__DATA ENTRIES__:
--------------------

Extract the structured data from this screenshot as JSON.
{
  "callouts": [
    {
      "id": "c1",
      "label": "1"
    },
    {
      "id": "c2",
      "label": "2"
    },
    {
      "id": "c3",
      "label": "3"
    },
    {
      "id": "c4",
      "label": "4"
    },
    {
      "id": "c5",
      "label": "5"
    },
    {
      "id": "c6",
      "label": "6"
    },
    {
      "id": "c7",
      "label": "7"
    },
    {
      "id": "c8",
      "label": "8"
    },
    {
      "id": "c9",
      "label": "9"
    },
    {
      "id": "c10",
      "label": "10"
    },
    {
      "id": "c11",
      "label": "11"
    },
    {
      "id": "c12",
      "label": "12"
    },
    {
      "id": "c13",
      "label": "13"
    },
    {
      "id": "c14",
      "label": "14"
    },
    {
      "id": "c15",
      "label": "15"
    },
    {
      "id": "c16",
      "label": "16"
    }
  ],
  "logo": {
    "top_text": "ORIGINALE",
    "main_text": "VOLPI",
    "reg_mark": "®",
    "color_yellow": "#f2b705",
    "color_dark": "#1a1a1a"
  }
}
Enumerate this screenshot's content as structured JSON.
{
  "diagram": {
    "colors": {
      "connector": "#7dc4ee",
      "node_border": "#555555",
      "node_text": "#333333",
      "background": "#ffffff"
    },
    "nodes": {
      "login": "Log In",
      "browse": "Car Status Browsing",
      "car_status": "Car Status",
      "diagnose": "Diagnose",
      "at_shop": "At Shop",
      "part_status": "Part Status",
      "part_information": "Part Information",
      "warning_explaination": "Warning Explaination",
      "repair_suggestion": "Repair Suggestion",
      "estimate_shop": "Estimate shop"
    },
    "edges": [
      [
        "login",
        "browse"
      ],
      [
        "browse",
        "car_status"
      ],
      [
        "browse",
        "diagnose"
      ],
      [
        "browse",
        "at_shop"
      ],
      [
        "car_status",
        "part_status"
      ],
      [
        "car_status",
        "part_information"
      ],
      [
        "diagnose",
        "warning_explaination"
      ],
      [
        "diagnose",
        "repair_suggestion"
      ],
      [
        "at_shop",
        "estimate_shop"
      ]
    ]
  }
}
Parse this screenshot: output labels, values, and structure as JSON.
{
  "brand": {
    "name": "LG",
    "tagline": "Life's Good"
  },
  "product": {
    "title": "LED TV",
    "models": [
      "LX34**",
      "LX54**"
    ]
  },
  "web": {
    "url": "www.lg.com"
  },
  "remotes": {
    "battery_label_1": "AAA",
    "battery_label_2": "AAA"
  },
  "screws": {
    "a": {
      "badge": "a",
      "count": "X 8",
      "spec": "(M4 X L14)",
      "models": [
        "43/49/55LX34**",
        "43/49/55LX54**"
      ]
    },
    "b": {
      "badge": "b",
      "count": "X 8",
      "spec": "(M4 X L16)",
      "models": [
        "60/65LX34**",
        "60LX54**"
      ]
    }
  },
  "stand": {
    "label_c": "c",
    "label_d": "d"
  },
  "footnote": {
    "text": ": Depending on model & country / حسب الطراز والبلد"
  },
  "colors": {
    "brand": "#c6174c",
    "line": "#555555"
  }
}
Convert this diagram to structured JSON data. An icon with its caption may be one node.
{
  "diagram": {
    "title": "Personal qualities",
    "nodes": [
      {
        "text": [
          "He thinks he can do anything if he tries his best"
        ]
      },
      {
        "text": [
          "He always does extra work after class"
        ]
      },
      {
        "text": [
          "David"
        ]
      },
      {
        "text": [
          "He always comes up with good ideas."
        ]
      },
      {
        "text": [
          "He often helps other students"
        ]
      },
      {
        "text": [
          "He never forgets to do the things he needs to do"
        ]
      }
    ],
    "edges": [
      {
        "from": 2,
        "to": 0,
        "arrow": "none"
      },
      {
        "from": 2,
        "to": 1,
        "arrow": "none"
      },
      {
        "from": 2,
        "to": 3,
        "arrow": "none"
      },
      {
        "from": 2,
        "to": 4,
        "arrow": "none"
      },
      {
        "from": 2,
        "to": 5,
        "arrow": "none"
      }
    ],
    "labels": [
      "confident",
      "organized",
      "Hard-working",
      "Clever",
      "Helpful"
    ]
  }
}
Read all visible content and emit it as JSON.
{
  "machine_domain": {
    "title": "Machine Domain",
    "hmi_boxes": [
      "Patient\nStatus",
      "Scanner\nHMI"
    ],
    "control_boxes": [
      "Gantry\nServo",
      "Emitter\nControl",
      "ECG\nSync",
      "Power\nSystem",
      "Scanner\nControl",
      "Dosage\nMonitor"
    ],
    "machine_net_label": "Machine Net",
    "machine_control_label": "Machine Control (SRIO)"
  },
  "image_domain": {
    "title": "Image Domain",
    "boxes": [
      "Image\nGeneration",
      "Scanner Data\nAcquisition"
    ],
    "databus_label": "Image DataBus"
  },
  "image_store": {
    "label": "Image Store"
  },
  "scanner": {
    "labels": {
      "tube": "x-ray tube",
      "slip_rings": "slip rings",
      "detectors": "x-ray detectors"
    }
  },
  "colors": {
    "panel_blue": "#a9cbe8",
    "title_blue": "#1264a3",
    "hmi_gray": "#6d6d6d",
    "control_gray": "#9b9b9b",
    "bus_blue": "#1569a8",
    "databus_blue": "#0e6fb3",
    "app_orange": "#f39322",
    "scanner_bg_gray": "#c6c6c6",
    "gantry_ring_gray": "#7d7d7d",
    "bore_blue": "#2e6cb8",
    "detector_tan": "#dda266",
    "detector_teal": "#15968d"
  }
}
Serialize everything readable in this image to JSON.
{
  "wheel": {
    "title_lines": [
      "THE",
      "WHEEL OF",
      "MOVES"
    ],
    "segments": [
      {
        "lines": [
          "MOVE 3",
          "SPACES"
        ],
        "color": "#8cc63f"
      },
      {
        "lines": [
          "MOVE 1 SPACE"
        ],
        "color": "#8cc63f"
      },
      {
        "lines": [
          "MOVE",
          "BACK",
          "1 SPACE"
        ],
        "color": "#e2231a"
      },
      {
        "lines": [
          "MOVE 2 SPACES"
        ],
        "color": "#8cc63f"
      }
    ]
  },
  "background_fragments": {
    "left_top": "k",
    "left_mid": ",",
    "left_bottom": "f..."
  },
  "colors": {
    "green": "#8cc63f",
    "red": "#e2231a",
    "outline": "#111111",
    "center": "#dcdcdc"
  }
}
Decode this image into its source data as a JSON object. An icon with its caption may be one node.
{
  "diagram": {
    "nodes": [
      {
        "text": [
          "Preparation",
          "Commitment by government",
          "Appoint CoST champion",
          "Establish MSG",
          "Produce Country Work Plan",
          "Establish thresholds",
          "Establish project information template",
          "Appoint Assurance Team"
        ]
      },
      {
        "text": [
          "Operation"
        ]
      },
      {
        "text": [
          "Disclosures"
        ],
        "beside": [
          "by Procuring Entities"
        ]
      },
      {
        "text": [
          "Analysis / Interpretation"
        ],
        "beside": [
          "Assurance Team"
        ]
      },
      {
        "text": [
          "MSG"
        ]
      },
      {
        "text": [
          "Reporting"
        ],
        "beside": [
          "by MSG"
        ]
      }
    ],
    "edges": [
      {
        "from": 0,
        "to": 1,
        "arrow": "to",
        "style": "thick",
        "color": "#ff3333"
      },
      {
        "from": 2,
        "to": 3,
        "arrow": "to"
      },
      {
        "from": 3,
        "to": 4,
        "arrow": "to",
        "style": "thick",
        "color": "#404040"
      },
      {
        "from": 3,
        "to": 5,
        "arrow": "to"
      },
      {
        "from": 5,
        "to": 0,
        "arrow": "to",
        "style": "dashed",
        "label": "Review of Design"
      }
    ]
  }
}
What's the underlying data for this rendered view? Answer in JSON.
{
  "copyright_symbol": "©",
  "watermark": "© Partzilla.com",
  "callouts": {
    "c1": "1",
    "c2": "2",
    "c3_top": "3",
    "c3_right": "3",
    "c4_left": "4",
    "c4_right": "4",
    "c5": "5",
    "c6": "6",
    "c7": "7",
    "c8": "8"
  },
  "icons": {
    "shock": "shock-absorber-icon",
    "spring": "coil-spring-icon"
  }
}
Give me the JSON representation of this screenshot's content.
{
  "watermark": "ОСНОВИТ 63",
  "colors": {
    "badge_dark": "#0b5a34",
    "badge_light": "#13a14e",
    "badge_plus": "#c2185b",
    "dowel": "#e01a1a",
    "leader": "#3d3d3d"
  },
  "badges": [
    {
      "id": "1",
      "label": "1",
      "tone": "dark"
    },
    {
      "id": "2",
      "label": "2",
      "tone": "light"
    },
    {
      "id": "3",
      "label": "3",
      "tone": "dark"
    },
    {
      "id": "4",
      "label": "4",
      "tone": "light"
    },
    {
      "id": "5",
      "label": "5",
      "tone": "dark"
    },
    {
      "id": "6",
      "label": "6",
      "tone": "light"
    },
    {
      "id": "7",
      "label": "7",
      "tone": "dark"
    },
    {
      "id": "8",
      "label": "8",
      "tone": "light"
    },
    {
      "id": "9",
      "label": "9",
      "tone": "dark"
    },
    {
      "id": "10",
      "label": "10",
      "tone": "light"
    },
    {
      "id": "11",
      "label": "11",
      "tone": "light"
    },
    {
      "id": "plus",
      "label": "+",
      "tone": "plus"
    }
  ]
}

--------------------

__EXERCISE__: Extract the lines above from the one containing "Give me the" to the last line, both included, exactly as written.

__FULL RESPONSE__:
Give me the JSON representation of this screenshot's content.
{
  "watermark": "ОСНОВИТ 63",
  "colors": {
    "badge_dark": "#0b5a34",
    "badge_light": "#13a14e",
    "badge_plus": "#c2185b",
    "dowel": "#e01a1a",
    "leader": "#3d3d3d"
  },
  "badges": [
    {
      "id": "1",
      "label": "1",
      "tone": "dark"
    },
    {
      "id": "2",
      "label": "2",
      "tone": "light"
    },
    {
      "id": "3",
      "label": "3",
      "tone": "dark"
    },
    {
      "id": "4",
      "label": "4",
      "tone": "light"
    },
    {
      "id": "5",
      "label": "5",
      "tone": "dark"
    },
    {
      "id": "6",
      "label": "6",
      "tone": "light"
    },
    {
      "id": "7",
      "label": "7",
      "tone": "dark"
    },
    {
      "id": "8",
      "label": "8",
      "tone": "light"
    },
    {
      "id": "9",
      "label": "9",
      "tone": "dark"
    },
    {
      "id": "10",
      "label": "10",
      "tone": "light"
    },
    {
      "id": "11",
      "label": "11",
      "tone": "light"
    },
    {
      "id": "plus",
      "label": "+",
      "tone": "plus"
    }
  ]
}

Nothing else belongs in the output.